----- Data rows

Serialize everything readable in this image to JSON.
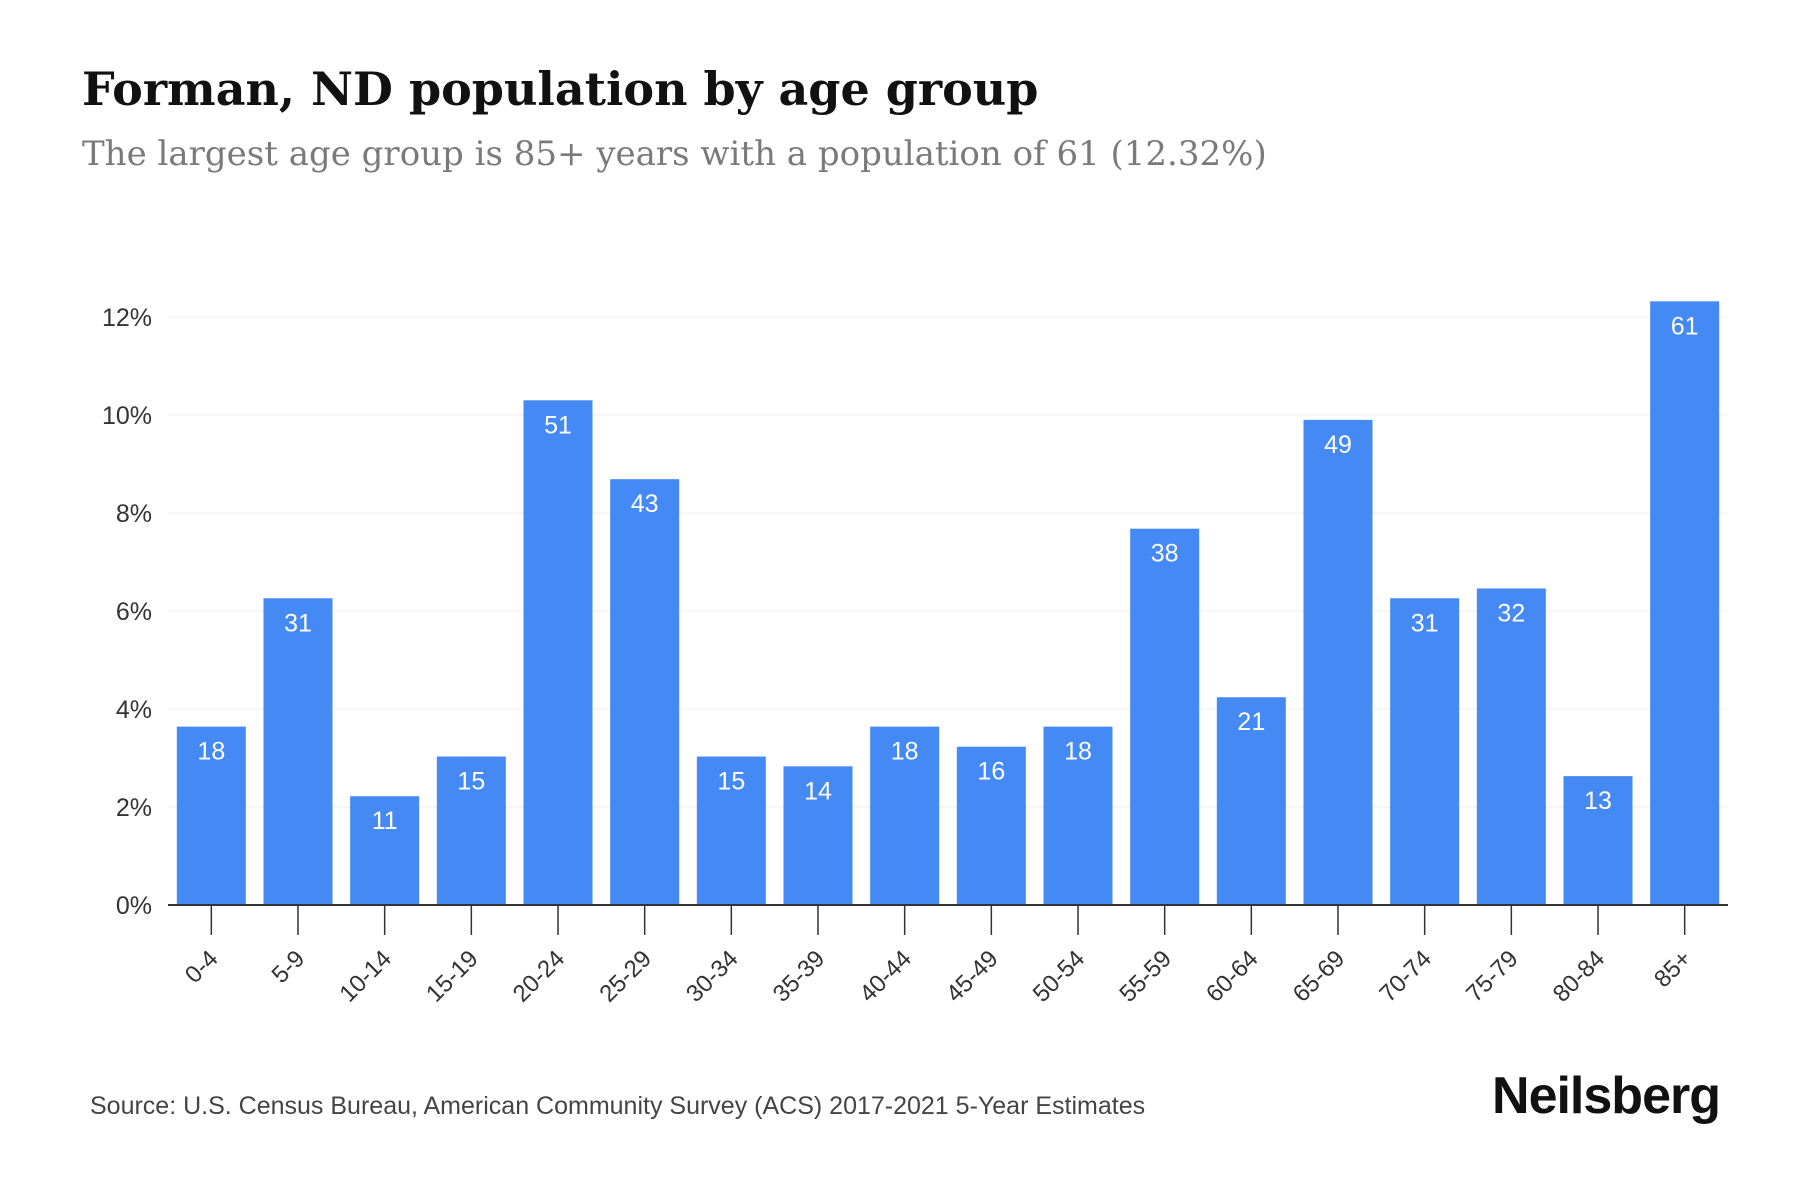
{
  "title": "Forman, ND population by age group",
  "subtitle": "The largest age group is 85+ years with a population of 61 (12.32%)",
  "source": "Source: U.S. Census Bureau, American Community Survey (ACS) 2017-2021 5-Year Estimates",
  "brand": "Neilsberg",
  "colors": {
    "bar": "#4589f5",
    "bar_label": "#ffffff",
    "axis": "#333333",
    "grid": "#eeeeee",
    "tick_text": "#333333"
  },
  "chart_data": {
    "type": "bar",
    "categories": [
      "0-4",
      "5-9",
      "10-14",
      "15-19",
      "20-24",
      "25-29",
      "30-34",
      "35-39",
      "40-44",
      "45-49",
      "50-54",
      "55-59",
      "60-64",
      "65-69",
      "70-74",
      "75-79",
      "80-84",
      "85+"
    ],
    "values": [
      3.64,
      6.26,
      2.22,
      3.03,
      10.3,
      8.69,
      3.03,
      2.83,
      3.64,
      3.23,
      3.64,
      7.68,
      4.24,
      9.9,
      6.26,
      6.46,
      2.63,
      12.32
    ],
    "data_labels": [
      "18",
      "31",
      "11",
      "15",
      "51",
      "43",
      "15",
      "14",
      "18",
      "16",
      "18",
      "38",
      "21",
      "49",
      "31",
      "32",
      "13",
      "61"
    ],
    "y_ticks": [
      0,
      2,
      4,
      6,
      8,
      10,
      12
    ],
    "y_tick_labels": [
      "0%",
      "2%",
      "4%",
      "6%",
      "8%",
      "10%",
      "12%"
    ],
    "ylim": [
      0,
      12.32
    ],
    "xlabel": "",
    "ylabel": "",
    "grid": true,
    "legend": "none"
  }
}
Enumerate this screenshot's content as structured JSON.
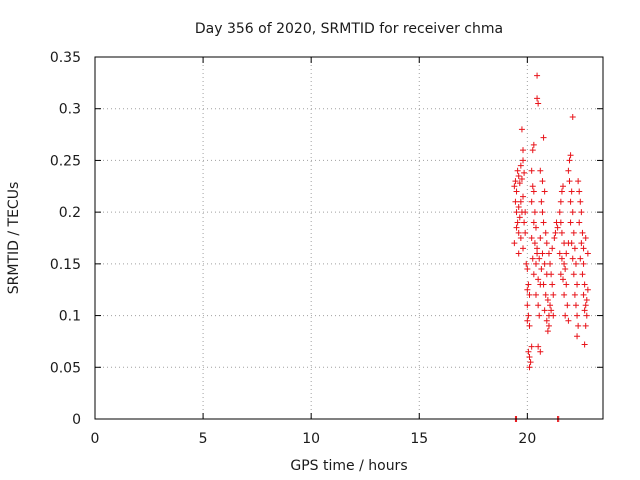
{
  "chart_data": {
    "type": "scatter",
    "title": "Day 356 of 2020, SRMTID for receiver chma",
    "xlabel": "GPS time / hours",
    "ylabel": "SRMTID / TECUs",
    "xlim": [
      0,
      23.5
    ],
    "ylim": [
      0,
      0.35
    ],
    "x_ticks": [
      0,
      5,
      10,
      15,
      20
    ],
    "x_tick_labels": [
      "0",
      "5",
      "10",
      "15",
      "20"
    ],
    "y_ticks": [
      0,
      0.05,
      0.1,
      0.15,
      0.2,
      0.25,
      0.3,
      0.35
    ],
    "y_tick_labels": [
      "0",
      "0.05",
      "0.1",
      "0.15",
      "0.2",
      "0.25",
      "0.3",
      "0.35"
    ],
    "grid": true,
    "marker_color": "#e8141a",
    "series": [
      {
        "marker": "plus",
        "points": [
          [
            19.45,
            0.0
          ],
          [
            19.5,
            0.0
          ],
          [
            21.4,
            0.0
          ],
          [
            21.45,
            0.0
          ],
          [
            19.4,
            0.225
          ],
          [
            19.45,
            0.23
          ],
          [
            19.5,
            0.22
          ],
          [
            19.55,
            0.24
          ],
          [
            19.6,
            0.235
          ],
          [
            19.65,
            0.228
          ],
          [
            19.7,
            0.245
          ],
          [
            19.75,
            0.232
          ],
          [
            19.8,
            0.25
          ],
          [
            19.85,
            0.238
          ],
          [
            19.45,
            0.21
          ],
          [
            19.5,
            0.2
          ],
          [
            19.55,
            0.19
          ],
          [
            19.6,
            0.205
          ],
          [
            19.65,
            0.195
          ],
          [
            19.7,
            0.21
          ],
          [
            19.75,
            0.2
          ],
          [
            19.8,
            0.215
          ],
          [
            19.85,
            0.19
          ],
          [
            19.9,
            0.2
          ],
          [
            19.5,
            0.185
          ],
          [
            19.6,
            0.18
          ],
          [
            19.7,
            0.175
          ],
          [
            19.75,
            0.28
          ],
          [
            19.8,
            0.26
          ],
          [
            19.9,
            0.18
          ],
          [
            19.4,
            0.17
          ],
          [
            19.6,
            0.16
          ],
          [
            19.8,
            0.165
          ],
          [
            19.95,
            0.15
          ],
          [
            20.0,
            0.145
          ],
          [
            20.05,
            0.13
          ],
          [
            20.0,
            0.125
          ],
          [
            20.1,
            0.12
          ],
          [
            20.0,
            0.11
          ],
          [
            20.05,
            0.1
          ],
          [
            20.0,
            0.095
          ],
          [
            20.1,
            0.09
          ],
          [
            20.05,
            0.065
          ],
          [
            20.1,
            0.06
          ],
          [
            20.15,
            0.055
          ],
          [
            20.1,
            0.05
          ],
          [
            20.2,
            0.07
          ],
          [
            20.2,
            0.24
          ],
          [
            20.25,
            0.26
          ],
          [
            20.3,
            0.265
          ],
          [
            20.25,
            0.225
          ],
          [
            20.3,
            0.22
          ],
          [
            20.2,
            0.21
          ],
          [
            20.35,
            0.2
          ],
          [
            20.3,
            0.19
          ],
          [
            20.4,
            0.185
          ],
          [
            20.2,
            0.175
          ],
          [
            20.35,
            0.17
          ],
          [
            20.45,
            0.165
          ],
          [
            20.25,
            0.155
          ],
          [
            20.4,
            0.15
          ],
          [
            20.3,
            0.14
          ],
          [
            20.5,
            0.135
          ],
          [
            20.45,
            0.16
          ],
          [
            20.45,
            0.31
          ],
          [
            20.5,
            0.305
          ],
          [
            20.45,
            0.332
          ],
          [
            20.4,
            0.12
          ],
          [
            20.5,
            0.11
          ],
          [
            20.55,
            0.1
          ],
          [
            20.6,
            0.13
          ],
          [
            20.5,
            0.07
          ],
          [
            20.6,
            0.065
          ],
          [
            20.6,
            0.24
          ],
          [
            20.7,
            0.23
          ],
          [
            20.75,
            0.272
          ],
          [
            20.65,
            0.21
          ],
          [
            20.7,
            0.2
          ],
          [
            20.8,
            0.22
          ],
          [
            20.75,
            0.19
          ],
          [
            20.85,
            0.18
          ],
          [
            20.9,
            0.17
          ],
          [
            20.7,
            0.16
          ],
          [
            20.8,
            0.15
          ],
          [
            20.9,
            0.14
          ],
          [
            20.75,
            0.13
          ],
          [
            20.85,
            0.12
          ],
          [
            20.95,
            0.115
          ],
          [
            21.0,
            0.1
          ],
          [
            20.9,
            0.095
          ],
          [
            21.0,
            0.09
          ],
          [
            20.95,
            0.085
          ],
          [
            20.8,
            0.105
          ],
          [
            21.05,
            0.11
          ],
          [
            20.65,
            0.145
          ],
          [
            20.55,
            0.155
          ],
          [
            20.6,
            0.175
          ],
          [
            21.0,
            0.16
          ],
          [
            21.05,
            0.15
          ],
          [
            21.1,
            0.14
          ],
          [
            21.15,
            0.13
          ],
          [
            21.2,
            0.12
          ],
          [
            21.1,
            0.105
          ],
          [
            21.2,
            0.1
          ],
          [
            21.15,
            0.165
          ],
          [
            21.25,
            0.175
          ],
          [
            21.3,
            0.18
          ],
          [
            21.35,
            0.19
          ],
          [
            21.4,
            0.185
          ],
          [
            21.5,
            0.2
          ],
          [
            21.55,
            0.21
          ],
          [
            21.6,
            0.22
          ],
          [
            21.65,
            0.225
          ],
          [
            21.55,
            0.19
          ],
          [
            21.6,
            0.18
          ],
          [
            21.7,
            0.17
          ],
          [
            21.5,
            0.16
          ],
          [
            21.6,
            0.155
          ],
          [
            21.7,
            0.15
          ],
          [
            21.75,
            0.145
          ],
          [
            21.55,
            0.14
          ],
          [
            21.65,
            0.135
          ],
          [
            21.8,
            0.13
          ],
          [
            21.7,
            0.12
          ],
          [
            21.85,
            0.11
          ],
          [
            21.75,
            0.1
          ],
          [
            21.9,
            0.095
          ],
          [
            21.8,
            0.16
          ],
          [
            21.9,
            0.17
          ],
          [
            21.9,
            0.24
          ],
          [
            21.95,
            0.25
          ],
          [
            22.0,
            0.255
          ],
          [
            21.95,
            0.23
          ],
          [
            22.05,
            0.22
          ],
          [
            22.0,
            0.21
          ],
          [
            22.1,
            0.2
          ],
          [
            22.0,
            0.19
          ],
          [
            22.15,
            0.18
          ],
          [
            22.05,
            0.17
          ],
          [
            22.2,
            0.165
          ],
          [
            22.1,
            0.155
          ],
          [
            22.25,
            0.15
          ],
          [
            22.15,
            0.14
          ],
          [
            22.3,
            0.13
          ],
          [
            22.2,
            0.12
          ],
          [
            22.25,
            0.11
          ],
          [
            22.3,
            0.1
          ],
          [
            22.35,
            0.09
          ],
          [
            22.3,
            0.08
          ],
          [
            22.1,
            0.292
          ],
          [
            22.35,
            0.23
          ],
          [
            22.4,
            0.22
          ],
          [
            22.45,
            0.21
          ],
          [
            22.5,
            0.2
          ],
          [
            22.4,
            0.19
          ],
          [
            22.55,
            0.18
          ],
          [
            22.5,
            0.17
          ],
          [
            22.6,
            0.165
          ],
          [
            22.45,
            0.155
          ],
          [
            22.6,
            0.15
          ],
          [
            22.55,
            0.14
          ],
          [
            22.65,
            0.13
          ],
          [
            22.6,
            0.12
          ],
          [
            22.7,
            0.11
          ],
          [
            22.65,
            0.105
          ],
          [
            22.75,
            0.1
          ],
          [
            22.7,
            0.09
          ],
          [
            22.65,
            0.072
          ],
          [
            22.75,
            0.115
          ],
          [
            22.8,
            0.125
          ],
          [
            22.7,
            0.175
          ],
          [
            22.8,
            0.16
          ]
        ]
      }
    ]
  }
}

----------

» Task requirements:
Gather up, from the records above, each line where the word "population" appears.

» Result for this task:
  "title": "Forman, ND population by age group",
  "subtitle": "The largest age group is 85+ years with a population of 61 (12.32%)",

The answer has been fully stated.